From the records below, pull each line that has "חישוב".

[start of Records supplied]

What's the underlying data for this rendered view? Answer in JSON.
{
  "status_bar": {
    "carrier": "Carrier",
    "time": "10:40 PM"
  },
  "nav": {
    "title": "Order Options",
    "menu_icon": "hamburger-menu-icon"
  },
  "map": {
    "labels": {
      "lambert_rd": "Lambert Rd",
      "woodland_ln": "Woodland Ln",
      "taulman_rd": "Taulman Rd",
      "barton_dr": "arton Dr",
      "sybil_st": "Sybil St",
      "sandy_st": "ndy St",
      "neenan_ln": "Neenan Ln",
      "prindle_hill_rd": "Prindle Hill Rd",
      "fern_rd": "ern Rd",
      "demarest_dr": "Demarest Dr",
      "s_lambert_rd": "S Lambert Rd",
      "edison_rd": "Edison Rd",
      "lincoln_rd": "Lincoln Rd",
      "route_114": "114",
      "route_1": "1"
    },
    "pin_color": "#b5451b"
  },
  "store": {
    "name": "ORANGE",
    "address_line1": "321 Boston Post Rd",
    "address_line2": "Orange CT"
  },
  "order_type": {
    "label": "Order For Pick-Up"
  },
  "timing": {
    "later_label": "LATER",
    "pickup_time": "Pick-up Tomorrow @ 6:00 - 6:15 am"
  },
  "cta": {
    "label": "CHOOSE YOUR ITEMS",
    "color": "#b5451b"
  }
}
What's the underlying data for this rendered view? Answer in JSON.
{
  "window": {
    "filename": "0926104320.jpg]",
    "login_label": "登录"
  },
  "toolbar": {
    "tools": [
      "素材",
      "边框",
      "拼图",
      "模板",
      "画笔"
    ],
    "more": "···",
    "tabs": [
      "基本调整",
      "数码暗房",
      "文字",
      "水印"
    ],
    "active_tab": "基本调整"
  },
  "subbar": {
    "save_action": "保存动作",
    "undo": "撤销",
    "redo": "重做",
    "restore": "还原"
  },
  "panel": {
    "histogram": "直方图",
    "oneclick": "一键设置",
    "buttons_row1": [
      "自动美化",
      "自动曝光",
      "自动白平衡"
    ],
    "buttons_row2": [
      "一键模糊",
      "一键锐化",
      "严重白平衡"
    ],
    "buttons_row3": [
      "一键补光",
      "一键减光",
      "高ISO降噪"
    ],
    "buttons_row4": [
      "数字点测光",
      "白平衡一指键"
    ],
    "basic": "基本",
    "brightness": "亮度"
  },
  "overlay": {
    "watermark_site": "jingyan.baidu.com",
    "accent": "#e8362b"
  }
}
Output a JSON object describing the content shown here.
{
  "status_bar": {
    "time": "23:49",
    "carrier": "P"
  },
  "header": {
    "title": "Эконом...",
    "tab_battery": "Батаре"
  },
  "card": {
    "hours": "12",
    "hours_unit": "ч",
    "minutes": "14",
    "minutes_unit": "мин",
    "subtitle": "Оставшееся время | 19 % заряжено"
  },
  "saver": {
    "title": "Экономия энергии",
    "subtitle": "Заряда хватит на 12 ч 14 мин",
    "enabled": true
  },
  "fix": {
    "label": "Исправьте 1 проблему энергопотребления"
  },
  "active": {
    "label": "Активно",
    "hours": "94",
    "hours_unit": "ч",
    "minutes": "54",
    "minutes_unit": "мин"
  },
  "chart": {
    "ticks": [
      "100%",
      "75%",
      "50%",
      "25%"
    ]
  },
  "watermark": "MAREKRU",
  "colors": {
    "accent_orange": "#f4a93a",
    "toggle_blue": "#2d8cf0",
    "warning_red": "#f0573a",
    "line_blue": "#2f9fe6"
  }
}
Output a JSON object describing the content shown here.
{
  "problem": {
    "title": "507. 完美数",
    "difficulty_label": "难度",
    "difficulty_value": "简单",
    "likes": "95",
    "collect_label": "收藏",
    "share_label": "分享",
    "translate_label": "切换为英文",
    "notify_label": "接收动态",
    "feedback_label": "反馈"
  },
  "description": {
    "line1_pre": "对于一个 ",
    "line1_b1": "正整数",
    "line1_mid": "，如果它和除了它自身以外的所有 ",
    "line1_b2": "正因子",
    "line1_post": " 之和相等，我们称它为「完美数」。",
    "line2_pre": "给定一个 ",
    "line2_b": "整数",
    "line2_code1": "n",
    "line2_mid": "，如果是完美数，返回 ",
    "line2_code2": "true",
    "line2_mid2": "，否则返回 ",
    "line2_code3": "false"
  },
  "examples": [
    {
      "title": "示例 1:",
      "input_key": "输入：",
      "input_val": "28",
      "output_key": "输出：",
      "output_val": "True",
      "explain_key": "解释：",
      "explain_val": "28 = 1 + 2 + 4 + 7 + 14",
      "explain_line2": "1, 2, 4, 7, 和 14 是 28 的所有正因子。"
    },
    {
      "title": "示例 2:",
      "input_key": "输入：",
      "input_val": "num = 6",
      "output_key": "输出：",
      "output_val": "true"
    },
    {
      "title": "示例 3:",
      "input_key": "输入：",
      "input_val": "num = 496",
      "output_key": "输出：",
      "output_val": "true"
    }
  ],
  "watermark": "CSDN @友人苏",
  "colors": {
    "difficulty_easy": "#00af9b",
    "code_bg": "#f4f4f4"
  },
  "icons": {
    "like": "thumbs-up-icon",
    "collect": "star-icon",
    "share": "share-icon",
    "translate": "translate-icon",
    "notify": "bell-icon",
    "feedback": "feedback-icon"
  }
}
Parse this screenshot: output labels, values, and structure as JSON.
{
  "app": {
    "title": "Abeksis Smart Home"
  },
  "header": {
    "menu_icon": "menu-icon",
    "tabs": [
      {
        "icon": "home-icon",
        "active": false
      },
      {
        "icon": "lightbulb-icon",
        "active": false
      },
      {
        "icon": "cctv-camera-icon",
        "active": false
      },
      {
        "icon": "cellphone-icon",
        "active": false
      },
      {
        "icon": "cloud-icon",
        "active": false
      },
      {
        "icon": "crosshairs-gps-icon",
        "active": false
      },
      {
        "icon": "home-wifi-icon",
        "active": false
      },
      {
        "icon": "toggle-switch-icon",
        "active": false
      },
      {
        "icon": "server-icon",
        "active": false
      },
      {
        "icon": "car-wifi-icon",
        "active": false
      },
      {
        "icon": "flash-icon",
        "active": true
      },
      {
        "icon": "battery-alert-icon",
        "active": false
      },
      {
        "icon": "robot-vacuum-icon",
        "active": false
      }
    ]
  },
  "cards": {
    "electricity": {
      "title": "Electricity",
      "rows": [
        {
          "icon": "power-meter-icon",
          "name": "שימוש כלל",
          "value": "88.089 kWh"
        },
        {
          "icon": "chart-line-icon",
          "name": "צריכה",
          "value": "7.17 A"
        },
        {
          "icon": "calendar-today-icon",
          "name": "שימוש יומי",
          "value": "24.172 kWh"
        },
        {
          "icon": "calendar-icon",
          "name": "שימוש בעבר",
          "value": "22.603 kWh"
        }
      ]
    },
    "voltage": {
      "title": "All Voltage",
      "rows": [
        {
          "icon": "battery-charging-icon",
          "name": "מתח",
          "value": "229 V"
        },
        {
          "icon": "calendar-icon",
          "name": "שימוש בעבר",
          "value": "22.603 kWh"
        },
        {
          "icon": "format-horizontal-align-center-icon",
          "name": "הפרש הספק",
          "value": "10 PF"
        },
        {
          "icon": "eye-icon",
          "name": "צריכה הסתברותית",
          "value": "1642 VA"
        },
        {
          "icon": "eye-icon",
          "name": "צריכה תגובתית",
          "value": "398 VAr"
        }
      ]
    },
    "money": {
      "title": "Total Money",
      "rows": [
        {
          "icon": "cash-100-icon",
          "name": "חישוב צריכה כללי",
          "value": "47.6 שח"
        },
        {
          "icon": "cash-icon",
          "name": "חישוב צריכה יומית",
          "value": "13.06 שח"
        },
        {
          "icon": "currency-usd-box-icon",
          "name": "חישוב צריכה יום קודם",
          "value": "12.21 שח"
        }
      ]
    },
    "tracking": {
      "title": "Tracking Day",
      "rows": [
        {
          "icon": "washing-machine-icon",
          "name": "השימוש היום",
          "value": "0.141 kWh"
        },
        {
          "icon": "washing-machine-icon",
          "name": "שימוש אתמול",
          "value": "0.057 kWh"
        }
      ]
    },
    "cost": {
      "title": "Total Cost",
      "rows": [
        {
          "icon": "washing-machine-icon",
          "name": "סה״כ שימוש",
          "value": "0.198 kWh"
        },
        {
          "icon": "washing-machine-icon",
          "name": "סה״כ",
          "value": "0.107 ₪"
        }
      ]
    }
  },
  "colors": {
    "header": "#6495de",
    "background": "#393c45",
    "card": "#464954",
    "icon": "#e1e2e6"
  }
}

[end of Records supplied]

Output of the task:
          "name": "חישוב צריכה כללי",
          "name": "חישוב צריכה יומית",
          "name": "חישוב צריכה יום קודם",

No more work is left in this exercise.